## SELECTED EXTRACT
- - - -

The act of 1871 does not in terms refer to the vacation of streets, nor to any other detail such as widening, straightening, changing grade, etc., involved in the subject. But they are all *159necessarily implied. A plan in the sense here used is a plot or survey indicating the number, names and locations of streets, their lines and courses, widths, grades, etc., as they are or are to be laid out and opened on the land, including all particulars germane to the general subject. The power to make or revise such a plan necessarily includes the power to change, substitute, add to or omit any of the constituent parts of the subject-matter included. When, therefore, in obedience to the authority and direction of councils, a street is stricken off the city plan by the department, it has no longer any warrant for existence as a public street. There is no appeal or review by any judicial tribunal and nothing further required for a complete legal vacation.
This view of the act of 1871, was taken by the quarter sessions of Philadelphia in In re Arch St., 10 Phila. 117. An ordinance authorized the board of surveyors to strike Arch street between 34th and 35th streets from the city plan, and the board did so. Doubt having arisen, the property holders petitioned for an order of confirmation under the act of 1854, but the late President Judge Aiaason refused it on the express ground that striking the street off the city plan by the board under the act of 1871 was a complete vacation and did not require any action by the court. The street in that case was unopened, but the act of 1871 makes no distinction in that respect. The authority of councils extends over all streets, opened or unopened alike.
The question has not heretofore been expressly decided in this Court, but the views herein set forth are tacitly assumed in McGee’s Appeal, 114 Pa. 470, and In re Melon St., 182 Pa. 397. In both cases the vacation was by direction of councils under agreements with railroad companies for public improvements, and in neither of them was there any subsequent judicial proceeding by way of confirmation, yet through protracted and very strenuous litigation in both cases the completeness and legality of the vacation was assumed without question.
It is strongly urged that as the board of surveyors have no power to open a street, they can have none to vacate it, and their authority under the act of 1871 must be confined to dealing with the plans, citing In re Twenty-Eighth St., 102 Pa. 140. But there is a very clear and substantial distinction be*160tween the two acts. Merely plotting a street on the city plan does not make it a public street nor involve any present trenching on private rights.. But opening a new street involves the exercise of eminent domain in the taking of private property and this can only be done in invitum by judicial proceedings. Without these, therefore, the opening cannot be completed. But vacating a street takes no property from any one. It merely .restores to abutting owners their portion of the land freed from the servitude of the public way. There is no constitutional right to damages even on the ground of injury, under the present constitution (McGee’s Appeal, 114 Pa. 470; In re Howard St., 142 Pa. 601); and though the legislature has provided for damages in such cases, yet it does not make their liquidation or payment a prerequisite to a legal vacation.
The proceeding in the quarter sessions in 1894 was wholly unnecessary and should have been dismissed on the authority of In re Arch St., supra, in the same court. It cannot influence the present proceeding in any way.
Decree reversed and bill dismissed with costs.

- - - -

## ACTIVITY
Please decide whether each statement below agrees with the court excerpt above, answering yes or no and quoting the words from the excerpt that decide it. (a) The act of 1871 expressly refers to the vacation of streets. (b) The Arch street in the case cited from the quarter sessions was unopened. (c) The legislature makes paying damages a prerequisite to a legal vacation.

- - - -

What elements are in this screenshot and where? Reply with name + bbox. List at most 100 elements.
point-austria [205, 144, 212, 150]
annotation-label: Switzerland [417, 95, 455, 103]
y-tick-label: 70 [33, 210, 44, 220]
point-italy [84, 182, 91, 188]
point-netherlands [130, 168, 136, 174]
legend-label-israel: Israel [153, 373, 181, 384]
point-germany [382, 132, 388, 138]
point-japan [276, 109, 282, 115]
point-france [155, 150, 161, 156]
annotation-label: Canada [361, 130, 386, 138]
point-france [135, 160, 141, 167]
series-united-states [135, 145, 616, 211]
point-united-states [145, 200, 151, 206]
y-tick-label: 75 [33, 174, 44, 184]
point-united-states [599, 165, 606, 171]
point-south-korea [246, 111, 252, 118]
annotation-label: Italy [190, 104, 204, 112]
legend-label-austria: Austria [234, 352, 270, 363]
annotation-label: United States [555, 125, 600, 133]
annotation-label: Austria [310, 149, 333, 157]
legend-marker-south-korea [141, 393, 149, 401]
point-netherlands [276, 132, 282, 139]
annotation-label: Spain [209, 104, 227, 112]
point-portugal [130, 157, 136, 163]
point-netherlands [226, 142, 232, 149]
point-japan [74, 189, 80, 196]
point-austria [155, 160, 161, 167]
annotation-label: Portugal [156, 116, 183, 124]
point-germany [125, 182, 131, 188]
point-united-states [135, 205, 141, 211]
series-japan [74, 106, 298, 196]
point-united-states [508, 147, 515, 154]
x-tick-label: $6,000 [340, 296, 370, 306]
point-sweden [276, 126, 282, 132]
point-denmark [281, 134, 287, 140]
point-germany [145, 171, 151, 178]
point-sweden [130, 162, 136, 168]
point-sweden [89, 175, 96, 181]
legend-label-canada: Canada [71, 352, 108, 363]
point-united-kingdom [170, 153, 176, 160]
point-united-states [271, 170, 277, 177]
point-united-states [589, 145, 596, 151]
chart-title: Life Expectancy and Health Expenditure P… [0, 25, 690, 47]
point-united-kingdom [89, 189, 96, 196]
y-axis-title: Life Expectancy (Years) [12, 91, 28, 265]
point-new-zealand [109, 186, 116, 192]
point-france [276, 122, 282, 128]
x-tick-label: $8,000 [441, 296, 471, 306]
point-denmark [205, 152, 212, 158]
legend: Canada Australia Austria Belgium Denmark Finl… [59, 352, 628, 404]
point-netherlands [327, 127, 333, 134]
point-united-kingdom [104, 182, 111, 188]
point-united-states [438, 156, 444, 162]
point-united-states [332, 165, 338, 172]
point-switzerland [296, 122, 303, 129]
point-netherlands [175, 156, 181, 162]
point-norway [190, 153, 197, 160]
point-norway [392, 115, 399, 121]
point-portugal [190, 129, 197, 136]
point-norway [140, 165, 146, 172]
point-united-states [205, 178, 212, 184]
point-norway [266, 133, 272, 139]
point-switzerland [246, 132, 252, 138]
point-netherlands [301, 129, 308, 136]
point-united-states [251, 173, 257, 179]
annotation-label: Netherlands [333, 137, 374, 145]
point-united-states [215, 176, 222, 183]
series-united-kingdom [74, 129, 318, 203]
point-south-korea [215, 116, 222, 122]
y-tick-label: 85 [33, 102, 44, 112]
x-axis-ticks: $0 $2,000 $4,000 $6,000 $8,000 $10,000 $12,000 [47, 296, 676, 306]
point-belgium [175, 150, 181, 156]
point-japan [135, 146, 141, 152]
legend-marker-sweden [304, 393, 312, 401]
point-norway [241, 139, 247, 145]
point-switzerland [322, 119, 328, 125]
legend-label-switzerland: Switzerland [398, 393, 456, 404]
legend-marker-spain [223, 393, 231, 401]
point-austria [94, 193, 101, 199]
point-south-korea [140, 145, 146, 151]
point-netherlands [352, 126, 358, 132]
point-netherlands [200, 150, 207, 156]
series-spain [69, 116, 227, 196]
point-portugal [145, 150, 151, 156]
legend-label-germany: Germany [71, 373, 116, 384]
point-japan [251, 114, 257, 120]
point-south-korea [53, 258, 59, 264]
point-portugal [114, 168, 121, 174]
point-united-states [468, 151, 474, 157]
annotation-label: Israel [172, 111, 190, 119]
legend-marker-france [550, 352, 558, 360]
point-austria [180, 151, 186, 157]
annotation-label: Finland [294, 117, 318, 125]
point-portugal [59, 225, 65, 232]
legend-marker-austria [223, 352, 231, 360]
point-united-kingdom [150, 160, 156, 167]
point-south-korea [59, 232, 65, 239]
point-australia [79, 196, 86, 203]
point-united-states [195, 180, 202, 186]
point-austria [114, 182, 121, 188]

- - - -

## ANSWER AREA
(a) No: "The act of 1871 does not in terms refer to the vacation of streets"
(b) Yes: "The street in that case was unopened"
(c) No: "yet it does not make their liquidation or payment a prerequisite to a legal vacation"